▶ **Requirement**:
In the data, extract each line that holds the string "content".

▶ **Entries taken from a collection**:
>> BEGIN

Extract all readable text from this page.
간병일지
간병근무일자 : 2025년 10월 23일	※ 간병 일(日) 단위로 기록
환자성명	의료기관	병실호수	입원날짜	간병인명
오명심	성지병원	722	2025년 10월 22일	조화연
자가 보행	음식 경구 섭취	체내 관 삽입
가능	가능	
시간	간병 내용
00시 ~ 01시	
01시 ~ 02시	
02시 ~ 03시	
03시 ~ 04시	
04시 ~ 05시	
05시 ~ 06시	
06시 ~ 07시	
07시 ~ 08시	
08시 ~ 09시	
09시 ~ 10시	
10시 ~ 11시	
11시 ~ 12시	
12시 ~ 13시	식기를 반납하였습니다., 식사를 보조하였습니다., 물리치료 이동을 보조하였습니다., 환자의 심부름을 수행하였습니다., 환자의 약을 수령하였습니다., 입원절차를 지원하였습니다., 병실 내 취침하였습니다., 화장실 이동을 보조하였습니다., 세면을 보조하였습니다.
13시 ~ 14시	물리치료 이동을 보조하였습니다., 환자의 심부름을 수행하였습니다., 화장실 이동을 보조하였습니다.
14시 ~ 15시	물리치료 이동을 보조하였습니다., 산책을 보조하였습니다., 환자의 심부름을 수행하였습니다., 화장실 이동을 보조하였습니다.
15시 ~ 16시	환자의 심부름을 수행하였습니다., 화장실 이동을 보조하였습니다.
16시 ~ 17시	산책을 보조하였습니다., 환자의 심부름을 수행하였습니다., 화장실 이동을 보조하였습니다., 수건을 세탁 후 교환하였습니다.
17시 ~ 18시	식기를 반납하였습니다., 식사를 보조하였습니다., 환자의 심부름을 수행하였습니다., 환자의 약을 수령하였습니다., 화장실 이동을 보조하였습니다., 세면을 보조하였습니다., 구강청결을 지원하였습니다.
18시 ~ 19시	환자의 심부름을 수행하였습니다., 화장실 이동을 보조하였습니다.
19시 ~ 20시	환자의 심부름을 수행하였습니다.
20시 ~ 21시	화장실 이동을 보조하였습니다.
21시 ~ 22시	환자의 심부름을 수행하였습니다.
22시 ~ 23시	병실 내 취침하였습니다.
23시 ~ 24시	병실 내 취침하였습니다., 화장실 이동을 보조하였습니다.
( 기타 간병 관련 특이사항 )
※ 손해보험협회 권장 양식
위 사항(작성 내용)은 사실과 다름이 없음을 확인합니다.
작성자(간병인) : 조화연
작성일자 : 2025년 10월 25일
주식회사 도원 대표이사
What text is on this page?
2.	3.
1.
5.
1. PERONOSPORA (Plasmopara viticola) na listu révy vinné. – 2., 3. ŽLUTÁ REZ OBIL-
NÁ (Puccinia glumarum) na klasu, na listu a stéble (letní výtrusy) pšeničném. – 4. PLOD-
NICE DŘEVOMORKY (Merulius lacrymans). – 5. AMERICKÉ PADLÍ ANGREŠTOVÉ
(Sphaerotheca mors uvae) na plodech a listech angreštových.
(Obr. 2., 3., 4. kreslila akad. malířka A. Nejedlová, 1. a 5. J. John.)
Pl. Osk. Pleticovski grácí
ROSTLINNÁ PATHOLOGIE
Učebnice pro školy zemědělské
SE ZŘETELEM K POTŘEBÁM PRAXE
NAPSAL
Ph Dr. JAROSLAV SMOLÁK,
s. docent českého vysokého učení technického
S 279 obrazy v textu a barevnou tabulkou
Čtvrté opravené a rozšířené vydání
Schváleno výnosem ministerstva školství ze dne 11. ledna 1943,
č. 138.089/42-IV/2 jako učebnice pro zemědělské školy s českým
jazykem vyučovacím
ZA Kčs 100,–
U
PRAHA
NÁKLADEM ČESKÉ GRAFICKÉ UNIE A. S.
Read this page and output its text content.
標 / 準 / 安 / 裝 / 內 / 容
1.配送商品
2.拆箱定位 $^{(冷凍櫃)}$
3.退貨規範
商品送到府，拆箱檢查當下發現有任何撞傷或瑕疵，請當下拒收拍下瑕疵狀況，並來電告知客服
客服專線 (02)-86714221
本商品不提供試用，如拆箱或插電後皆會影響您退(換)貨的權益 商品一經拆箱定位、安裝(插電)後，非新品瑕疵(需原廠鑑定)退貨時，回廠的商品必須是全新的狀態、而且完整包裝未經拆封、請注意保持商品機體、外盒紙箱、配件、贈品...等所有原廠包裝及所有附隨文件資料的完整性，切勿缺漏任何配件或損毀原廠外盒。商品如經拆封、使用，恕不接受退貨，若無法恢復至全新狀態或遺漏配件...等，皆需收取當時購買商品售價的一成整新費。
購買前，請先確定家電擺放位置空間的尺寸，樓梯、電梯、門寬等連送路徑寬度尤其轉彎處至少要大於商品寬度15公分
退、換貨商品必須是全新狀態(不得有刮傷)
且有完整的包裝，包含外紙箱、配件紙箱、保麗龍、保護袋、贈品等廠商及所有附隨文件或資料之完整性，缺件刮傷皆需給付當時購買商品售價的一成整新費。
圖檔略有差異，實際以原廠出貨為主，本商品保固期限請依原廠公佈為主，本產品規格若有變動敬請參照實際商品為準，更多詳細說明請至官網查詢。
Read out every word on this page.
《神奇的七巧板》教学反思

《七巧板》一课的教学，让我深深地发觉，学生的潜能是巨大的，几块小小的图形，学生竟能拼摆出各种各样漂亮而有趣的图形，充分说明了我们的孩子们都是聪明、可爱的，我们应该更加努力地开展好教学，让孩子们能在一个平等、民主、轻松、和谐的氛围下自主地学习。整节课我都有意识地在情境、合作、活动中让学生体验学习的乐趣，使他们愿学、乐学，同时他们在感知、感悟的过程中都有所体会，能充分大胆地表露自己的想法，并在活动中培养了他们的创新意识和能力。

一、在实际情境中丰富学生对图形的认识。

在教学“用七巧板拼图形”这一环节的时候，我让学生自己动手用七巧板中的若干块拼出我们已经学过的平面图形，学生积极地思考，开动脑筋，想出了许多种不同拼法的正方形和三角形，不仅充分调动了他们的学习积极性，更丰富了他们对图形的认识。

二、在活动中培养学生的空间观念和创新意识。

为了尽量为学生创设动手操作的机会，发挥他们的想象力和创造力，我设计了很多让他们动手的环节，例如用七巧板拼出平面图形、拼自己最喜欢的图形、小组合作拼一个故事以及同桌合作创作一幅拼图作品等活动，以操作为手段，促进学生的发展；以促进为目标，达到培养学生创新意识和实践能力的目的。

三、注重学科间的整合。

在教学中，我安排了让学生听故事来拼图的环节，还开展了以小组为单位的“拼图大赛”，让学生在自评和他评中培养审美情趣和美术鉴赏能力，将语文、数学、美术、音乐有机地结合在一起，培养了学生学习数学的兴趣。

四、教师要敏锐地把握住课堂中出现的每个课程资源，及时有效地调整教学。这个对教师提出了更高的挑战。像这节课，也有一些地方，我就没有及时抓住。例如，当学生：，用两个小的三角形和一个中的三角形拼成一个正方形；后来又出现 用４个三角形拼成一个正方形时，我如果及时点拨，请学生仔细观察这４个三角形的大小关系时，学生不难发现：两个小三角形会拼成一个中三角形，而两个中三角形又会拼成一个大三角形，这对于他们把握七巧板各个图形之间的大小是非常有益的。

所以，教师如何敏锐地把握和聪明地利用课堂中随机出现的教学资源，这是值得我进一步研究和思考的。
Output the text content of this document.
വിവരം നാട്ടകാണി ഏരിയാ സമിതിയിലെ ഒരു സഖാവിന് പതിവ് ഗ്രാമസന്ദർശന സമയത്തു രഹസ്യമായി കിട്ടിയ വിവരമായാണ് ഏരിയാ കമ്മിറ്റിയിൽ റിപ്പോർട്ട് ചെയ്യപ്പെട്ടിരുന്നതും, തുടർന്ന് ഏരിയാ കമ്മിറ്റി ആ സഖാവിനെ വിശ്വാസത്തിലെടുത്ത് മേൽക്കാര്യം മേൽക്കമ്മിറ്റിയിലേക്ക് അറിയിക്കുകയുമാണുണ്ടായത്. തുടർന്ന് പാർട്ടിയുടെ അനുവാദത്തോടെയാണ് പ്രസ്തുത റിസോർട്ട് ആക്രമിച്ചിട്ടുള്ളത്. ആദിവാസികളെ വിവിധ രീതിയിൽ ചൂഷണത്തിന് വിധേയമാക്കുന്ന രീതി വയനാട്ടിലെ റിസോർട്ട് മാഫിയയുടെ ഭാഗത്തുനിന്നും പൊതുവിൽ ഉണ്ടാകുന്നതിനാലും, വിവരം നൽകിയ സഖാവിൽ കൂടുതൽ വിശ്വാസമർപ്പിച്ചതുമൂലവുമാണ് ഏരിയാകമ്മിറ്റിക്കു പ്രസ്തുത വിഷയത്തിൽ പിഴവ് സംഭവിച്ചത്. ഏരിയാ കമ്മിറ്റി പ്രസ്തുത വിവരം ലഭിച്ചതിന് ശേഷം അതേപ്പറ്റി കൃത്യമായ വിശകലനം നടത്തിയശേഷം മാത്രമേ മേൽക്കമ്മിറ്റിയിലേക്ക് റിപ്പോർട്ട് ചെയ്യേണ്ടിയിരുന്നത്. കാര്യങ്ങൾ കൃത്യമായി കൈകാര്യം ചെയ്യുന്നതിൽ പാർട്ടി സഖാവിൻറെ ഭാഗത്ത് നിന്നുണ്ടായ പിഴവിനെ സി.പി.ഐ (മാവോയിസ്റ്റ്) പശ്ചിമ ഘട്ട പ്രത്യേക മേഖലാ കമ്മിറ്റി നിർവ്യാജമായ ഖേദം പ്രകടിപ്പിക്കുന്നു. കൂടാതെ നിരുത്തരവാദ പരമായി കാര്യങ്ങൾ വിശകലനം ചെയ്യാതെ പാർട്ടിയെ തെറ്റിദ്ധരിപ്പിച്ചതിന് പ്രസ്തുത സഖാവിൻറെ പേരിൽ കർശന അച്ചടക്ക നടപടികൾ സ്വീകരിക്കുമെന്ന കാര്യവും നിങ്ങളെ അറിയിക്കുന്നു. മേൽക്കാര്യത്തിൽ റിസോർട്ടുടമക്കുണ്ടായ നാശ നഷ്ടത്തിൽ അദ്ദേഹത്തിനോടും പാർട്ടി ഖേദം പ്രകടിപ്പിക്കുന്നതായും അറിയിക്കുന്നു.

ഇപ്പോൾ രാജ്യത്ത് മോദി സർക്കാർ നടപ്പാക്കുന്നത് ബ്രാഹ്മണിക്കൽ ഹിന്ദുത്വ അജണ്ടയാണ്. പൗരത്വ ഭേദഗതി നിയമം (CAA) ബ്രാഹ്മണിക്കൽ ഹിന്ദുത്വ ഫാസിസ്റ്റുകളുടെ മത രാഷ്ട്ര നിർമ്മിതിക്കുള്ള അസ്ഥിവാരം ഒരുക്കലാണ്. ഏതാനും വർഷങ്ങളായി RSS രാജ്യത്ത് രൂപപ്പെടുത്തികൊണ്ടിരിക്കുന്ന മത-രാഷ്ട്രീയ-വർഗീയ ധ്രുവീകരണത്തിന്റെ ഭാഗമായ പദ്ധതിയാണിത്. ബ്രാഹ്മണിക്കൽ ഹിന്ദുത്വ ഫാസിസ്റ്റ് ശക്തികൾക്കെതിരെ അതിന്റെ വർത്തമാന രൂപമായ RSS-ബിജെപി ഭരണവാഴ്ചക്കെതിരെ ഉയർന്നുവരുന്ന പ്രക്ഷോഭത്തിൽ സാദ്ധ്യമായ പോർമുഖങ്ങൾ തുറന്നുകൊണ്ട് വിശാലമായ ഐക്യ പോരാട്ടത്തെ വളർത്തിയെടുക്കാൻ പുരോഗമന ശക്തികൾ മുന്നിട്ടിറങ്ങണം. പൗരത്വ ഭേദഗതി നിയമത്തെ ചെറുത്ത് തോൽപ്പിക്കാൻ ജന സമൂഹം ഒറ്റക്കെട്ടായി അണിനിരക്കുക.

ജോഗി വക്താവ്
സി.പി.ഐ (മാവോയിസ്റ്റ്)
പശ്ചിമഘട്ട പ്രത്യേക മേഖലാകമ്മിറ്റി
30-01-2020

>> END

▶ **Task solution**:
Read this page and output its text content.
Output the text content of this document.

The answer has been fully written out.